PROMPT. State how many lines in the entries below contain "this". Write nothing but the number.

[A run of records]
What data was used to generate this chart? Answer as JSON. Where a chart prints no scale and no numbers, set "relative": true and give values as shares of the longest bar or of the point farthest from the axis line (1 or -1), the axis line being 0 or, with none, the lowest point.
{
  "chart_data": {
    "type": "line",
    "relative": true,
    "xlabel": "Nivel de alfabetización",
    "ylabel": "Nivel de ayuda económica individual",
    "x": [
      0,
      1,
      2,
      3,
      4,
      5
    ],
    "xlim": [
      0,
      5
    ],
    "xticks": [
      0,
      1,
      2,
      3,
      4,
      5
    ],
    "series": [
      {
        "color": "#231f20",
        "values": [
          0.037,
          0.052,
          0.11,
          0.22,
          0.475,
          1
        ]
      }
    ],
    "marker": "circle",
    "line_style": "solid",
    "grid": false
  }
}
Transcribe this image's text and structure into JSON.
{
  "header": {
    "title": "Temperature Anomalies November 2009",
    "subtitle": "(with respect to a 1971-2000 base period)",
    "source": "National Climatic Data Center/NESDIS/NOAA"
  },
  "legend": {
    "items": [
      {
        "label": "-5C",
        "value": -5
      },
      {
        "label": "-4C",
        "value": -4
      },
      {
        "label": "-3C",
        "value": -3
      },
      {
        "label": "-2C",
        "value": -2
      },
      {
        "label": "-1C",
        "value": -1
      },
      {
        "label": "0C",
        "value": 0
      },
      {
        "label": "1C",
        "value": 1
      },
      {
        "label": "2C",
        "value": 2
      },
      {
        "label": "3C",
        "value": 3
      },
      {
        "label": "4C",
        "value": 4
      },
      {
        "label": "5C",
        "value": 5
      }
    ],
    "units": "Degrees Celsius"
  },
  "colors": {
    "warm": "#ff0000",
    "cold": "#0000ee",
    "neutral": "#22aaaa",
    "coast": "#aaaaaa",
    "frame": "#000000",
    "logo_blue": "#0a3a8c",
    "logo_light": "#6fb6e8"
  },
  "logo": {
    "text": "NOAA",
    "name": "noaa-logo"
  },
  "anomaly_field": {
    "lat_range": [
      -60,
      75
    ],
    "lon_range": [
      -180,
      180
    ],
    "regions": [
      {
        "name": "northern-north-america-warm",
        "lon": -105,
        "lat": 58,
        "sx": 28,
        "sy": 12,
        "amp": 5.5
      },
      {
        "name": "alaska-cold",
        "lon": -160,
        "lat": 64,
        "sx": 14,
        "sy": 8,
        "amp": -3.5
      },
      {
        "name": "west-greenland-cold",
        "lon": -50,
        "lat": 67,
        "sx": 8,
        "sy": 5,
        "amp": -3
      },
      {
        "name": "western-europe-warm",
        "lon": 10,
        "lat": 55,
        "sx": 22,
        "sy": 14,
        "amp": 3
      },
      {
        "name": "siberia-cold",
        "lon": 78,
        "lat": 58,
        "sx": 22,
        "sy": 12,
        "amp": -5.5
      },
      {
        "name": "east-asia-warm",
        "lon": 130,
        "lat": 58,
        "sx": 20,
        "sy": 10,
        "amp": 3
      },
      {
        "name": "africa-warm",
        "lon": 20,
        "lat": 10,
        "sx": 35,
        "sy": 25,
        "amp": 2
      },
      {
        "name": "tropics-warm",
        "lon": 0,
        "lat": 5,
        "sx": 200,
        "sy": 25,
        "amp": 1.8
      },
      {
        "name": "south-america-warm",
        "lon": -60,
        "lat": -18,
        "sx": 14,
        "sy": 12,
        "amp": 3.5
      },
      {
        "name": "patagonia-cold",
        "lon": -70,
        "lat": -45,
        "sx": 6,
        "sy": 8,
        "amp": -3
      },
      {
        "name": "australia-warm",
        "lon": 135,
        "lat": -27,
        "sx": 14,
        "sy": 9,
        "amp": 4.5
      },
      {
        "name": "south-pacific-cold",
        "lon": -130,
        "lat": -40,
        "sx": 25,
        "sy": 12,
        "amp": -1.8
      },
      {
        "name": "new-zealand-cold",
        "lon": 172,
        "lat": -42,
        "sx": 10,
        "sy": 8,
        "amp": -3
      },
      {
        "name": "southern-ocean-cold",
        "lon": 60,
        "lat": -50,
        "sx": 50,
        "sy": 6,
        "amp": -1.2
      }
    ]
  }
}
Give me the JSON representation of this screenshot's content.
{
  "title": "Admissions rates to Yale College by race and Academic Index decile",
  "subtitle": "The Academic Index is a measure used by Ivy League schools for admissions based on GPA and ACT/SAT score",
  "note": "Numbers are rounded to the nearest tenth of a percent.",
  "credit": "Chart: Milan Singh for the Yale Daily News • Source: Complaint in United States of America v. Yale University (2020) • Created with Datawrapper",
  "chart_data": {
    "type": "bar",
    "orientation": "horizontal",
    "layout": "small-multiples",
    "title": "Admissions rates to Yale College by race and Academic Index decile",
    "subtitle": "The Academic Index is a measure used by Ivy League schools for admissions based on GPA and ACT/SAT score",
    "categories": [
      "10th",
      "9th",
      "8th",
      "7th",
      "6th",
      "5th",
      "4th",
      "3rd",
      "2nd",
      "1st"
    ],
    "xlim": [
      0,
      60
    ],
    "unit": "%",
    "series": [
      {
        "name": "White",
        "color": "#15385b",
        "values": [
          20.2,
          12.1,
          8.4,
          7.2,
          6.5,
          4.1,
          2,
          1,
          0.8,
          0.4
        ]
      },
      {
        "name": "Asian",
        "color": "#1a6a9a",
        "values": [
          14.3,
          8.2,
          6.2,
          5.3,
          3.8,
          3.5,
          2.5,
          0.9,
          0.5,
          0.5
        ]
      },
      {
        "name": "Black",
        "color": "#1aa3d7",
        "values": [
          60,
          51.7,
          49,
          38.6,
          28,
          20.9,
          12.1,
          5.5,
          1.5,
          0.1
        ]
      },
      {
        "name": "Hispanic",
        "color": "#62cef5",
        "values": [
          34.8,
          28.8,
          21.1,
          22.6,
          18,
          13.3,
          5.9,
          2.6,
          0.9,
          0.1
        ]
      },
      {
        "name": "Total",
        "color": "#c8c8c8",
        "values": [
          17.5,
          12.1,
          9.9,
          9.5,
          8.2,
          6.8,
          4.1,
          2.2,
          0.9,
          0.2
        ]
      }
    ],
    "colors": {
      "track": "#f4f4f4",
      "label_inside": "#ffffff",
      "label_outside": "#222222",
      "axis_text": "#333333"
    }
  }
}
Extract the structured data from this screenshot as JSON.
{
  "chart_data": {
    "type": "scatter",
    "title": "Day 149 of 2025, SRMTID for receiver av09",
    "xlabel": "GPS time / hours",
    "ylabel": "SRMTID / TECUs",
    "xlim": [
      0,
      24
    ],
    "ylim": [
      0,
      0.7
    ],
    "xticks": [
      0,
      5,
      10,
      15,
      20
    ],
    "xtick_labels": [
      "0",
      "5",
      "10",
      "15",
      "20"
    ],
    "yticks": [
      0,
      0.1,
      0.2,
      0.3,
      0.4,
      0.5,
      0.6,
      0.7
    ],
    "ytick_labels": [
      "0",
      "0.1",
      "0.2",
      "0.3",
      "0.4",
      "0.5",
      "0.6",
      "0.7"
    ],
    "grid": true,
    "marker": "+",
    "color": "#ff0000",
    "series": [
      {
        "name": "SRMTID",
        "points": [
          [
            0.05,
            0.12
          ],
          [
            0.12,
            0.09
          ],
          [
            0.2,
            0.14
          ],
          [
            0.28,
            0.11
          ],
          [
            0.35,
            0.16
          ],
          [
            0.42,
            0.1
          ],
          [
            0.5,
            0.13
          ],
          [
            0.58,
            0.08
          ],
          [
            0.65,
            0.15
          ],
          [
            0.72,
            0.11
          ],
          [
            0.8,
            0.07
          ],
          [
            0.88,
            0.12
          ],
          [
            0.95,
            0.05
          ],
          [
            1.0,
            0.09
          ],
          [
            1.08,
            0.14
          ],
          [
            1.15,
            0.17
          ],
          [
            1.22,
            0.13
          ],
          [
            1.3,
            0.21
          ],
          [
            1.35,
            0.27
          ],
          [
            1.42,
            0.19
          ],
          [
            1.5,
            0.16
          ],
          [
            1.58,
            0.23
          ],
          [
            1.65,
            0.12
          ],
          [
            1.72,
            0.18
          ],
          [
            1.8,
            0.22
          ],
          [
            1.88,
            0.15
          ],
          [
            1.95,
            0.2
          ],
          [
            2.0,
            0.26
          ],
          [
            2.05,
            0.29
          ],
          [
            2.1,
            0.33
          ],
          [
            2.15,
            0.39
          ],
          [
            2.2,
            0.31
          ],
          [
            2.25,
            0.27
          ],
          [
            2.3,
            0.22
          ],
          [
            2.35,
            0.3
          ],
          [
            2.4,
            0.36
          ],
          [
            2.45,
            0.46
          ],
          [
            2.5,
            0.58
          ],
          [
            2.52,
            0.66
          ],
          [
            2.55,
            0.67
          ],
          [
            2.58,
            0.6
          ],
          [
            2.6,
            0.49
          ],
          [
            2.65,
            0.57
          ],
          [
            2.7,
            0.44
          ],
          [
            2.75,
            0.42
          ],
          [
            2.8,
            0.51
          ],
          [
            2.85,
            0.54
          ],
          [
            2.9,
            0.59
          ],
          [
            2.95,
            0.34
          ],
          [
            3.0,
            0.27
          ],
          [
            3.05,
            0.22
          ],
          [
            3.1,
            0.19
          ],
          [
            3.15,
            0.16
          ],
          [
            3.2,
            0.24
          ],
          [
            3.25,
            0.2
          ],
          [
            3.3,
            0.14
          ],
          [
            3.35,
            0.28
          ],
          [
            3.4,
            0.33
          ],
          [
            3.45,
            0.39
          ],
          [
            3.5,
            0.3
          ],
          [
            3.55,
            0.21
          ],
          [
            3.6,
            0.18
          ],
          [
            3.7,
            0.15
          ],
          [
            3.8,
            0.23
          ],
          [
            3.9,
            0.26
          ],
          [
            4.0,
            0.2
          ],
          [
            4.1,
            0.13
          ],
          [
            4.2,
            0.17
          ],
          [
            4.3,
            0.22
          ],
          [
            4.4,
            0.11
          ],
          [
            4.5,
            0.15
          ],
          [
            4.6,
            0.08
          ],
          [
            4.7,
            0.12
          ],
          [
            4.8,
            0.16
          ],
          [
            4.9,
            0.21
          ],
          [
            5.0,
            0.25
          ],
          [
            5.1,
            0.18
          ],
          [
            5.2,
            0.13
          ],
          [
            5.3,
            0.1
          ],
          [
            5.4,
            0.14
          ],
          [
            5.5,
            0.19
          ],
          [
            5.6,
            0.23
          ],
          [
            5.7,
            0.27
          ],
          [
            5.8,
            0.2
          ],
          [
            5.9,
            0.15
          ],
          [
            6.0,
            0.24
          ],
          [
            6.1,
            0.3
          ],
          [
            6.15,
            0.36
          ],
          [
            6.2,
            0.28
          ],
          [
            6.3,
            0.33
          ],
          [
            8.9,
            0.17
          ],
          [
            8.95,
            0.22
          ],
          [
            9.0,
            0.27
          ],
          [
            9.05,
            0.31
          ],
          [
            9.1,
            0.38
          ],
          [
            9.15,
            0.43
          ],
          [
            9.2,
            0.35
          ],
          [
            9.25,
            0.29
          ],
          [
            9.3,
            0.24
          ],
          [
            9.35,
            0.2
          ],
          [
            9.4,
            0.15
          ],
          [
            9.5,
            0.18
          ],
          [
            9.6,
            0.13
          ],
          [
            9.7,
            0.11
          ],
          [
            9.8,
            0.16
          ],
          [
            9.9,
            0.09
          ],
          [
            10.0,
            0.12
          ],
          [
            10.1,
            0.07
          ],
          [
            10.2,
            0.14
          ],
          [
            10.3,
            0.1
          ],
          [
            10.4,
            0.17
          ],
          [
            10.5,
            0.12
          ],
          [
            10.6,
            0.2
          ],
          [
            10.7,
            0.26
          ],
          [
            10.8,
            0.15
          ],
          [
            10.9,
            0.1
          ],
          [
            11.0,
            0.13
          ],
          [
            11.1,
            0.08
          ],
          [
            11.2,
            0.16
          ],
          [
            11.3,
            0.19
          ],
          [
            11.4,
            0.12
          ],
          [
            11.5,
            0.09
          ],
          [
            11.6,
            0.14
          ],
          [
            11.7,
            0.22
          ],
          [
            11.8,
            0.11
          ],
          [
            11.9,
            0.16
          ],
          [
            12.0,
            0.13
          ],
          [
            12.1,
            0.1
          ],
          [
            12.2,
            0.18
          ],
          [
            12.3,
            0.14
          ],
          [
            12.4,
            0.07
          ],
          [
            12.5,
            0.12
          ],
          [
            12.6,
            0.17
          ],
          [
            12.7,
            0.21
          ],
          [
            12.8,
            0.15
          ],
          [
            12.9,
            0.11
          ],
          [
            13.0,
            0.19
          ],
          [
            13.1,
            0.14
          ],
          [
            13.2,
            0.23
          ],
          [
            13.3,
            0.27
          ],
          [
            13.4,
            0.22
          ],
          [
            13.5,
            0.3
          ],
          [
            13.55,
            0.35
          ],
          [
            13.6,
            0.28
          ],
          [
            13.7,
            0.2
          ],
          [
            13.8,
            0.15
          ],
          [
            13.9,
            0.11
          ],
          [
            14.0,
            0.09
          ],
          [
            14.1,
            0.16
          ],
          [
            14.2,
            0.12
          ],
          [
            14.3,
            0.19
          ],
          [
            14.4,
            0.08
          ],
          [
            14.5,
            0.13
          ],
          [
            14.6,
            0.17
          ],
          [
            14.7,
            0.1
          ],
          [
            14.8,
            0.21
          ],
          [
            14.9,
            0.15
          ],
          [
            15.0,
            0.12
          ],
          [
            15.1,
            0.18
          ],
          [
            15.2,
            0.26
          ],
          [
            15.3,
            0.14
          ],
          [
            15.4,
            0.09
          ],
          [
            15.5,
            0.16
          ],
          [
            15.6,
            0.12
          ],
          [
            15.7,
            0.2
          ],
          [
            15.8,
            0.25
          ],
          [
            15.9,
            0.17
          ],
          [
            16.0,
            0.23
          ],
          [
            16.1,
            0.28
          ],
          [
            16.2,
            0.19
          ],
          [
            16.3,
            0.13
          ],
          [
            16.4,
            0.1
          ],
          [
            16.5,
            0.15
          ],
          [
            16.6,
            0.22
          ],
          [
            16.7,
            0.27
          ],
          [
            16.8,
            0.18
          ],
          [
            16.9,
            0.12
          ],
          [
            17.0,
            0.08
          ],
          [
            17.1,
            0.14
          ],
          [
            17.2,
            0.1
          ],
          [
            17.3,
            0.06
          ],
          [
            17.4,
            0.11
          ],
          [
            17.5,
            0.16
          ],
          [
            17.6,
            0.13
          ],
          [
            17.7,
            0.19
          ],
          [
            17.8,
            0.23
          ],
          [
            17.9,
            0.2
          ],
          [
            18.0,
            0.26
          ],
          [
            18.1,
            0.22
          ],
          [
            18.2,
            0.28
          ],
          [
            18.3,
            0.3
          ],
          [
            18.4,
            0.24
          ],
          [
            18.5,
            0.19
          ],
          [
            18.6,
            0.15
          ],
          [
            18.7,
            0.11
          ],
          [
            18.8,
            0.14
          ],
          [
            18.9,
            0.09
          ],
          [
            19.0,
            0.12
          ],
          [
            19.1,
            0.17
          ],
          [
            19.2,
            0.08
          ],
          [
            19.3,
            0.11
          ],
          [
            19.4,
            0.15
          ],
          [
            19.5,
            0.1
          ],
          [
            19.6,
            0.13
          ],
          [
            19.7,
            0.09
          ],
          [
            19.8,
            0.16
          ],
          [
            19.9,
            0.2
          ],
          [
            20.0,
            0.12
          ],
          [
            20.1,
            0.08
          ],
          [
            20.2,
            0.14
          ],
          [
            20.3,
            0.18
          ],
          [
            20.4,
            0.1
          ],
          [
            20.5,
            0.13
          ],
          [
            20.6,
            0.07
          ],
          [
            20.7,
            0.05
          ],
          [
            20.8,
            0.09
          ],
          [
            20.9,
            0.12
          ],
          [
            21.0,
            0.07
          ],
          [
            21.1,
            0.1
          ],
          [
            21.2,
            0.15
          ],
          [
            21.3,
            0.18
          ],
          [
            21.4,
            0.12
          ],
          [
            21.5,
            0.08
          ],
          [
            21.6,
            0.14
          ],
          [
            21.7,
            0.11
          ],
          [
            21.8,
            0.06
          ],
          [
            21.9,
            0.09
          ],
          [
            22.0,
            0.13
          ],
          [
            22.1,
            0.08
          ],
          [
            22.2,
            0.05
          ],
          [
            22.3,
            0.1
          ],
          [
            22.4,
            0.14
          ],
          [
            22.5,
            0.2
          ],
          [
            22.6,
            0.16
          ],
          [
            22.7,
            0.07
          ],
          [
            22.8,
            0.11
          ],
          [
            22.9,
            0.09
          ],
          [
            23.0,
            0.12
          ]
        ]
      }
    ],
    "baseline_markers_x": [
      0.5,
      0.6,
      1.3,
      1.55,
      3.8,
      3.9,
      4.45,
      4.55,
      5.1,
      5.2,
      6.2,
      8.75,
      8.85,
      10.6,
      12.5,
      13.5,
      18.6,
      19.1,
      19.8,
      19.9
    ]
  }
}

EXERCISE OUTPUT. 4